--- Begin DATASET ---

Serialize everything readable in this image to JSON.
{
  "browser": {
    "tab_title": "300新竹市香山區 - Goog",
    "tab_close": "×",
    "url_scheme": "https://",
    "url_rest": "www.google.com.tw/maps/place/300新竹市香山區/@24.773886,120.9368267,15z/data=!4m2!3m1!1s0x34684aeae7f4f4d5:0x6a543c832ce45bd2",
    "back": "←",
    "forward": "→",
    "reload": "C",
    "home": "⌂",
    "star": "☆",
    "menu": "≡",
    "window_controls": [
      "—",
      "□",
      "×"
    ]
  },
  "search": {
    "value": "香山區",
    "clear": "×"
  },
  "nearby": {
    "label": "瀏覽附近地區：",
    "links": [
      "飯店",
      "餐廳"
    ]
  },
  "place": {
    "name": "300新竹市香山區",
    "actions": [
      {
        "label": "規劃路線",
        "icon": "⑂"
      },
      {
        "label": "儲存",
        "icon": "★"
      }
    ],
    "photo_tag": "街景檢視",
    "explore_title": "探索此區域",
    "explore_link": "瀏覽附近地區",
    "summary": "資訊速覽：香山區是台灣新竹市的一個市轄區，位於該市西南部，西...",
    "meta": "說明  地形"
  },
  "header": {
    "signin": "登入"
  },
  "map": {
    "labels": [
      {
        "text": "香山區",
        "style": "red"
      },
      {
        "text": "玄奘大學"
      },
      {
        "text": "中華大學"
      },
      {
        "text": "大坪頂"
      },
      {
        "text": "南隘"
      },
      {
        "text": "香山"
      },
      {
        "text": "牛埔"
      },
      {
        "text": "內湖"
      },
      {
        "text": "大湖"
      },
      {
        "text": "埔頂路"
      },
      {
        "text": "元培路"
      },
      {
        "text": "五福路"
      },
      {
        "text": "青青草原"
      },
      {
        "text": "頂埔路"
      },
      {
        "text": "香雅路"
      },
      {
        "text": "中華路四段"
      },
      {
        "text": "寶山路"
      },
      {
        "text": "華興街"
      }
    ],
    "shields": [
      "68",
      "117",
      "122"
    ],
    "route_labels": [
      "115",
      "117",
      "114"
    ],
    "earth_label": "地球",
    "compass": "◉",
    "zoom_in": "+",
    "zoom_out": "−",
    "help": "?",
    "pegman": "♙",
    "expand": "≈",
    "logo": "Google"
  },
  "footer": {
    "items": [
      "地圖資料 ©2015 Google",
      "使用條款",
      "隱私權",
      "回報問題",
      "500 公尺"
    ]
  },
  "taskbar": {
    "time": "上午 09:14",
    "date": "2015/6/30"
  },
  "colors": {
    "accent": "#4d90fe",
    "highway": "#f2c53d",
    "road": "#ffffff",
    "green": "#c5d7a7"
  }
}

--- End DATASET ---

*THE EXERCISE:*
Print every record above exactly as written.

*REPLY:*
Serialize everything readable in this image to JSON.
{
  "browser": {
    "tab_title": "300新竹市香山區 - Goog",
    "tab_close": "×",
    "url_scheme": "https://",
    "url_rest": "www.google.com.tw/maps/place/300新竹市香山區/@24.773886,120.9368267,15z/data=!4m2!3m1!1s0x34684aeae7f4f4d5:0x6a543c832ce45bd2",
    "back": "←",
    "forward": "→",
    "reload": "C",
    "home": "⌂",
    "star": "☆",
    "menu": "≡",
    "window_controls": [
      "—",
      "□",
      "×"
    ]
  },
  "search": {
    "value": "香山區",
    "clear": "×"
  },
  "nearby": {
    "label": "瀏覽附近地區：",
    "links": [
      "飯店",
      "餐廳"
    ]
  },
  "place": {
    "name": "300新竹市香山區",
    "actions": [
      {
        "label": "規劃路線",
        "icon": "⑂"
      },
      {
        "label": "儲存",
        "icon": "★"
      }
    ],
    "photo_tag": "街景檢視",
    "explore_title": "探索此區域",
    "explore_link": "瀏覽附近地區",
    "summary": "資訊速覽：香山區是台灣新竹市的一個市轄區，位於該市西南部，西...",
    "meta": "說明  地形"
  },
  "header": {
    "signin": "登入"
  },
  "map": {
    "labels": [
      {
        "text": "香山區",
        "style": "red"
      },
      {
        "text": "玄奘大學"
      },
      {
        "text": "中華大學"
      },
      {
        "text": "大坪頂"
      },
      {
        "text": "南隘"
      },
      {
        "text": "香山"
      },
      {
        "text": "牛埔"
      },
      {
        "text": "內湖"
      },
      {
        "text": "大湖"
      },
      {
        "text": "埔頂路"
      },
      {
        "text": "元培路"
      },
      {
        "text": "五福路"
      },
      {
        "text": "青青草原"
      },
      {
        "text": "頂埔路"
      },
      {
        "text": "香雅路"
      },
      {
        "text": "中華路四段"
      },
      {
        "text": "寶山路"
      },
      {
        "text": "華興街"
      }
    ],
    "shields": [
      "68",
      "117",
      "122"
    ],
    "route_labels": [
      "115",
      "117",
      "114"
    ],
    "earth_label": "地球",
    "compass": "◉",
    "zoom_in": "+",
    "zoom_out": "−",
    "help": "?",
    "pegman": "♙",
    "expand": "≈",
    "logo": "Google"
  },
  "footer": {
    "items": [
      "地圖資料 ©2015 Google",
      "使用條款",
      "隱私權",
      "回報問題",
      "500 公尺"
    ]
  },
  "taskbar": {
    "time": "上午 09:14",
    "date": "2015/6/30"
  },
  "colors": {
    "accent": "#4d90fe",
    "highway": "#f2c53d",
    "road": "#ffffff",
    "green": "#c5d7a7"
  }
}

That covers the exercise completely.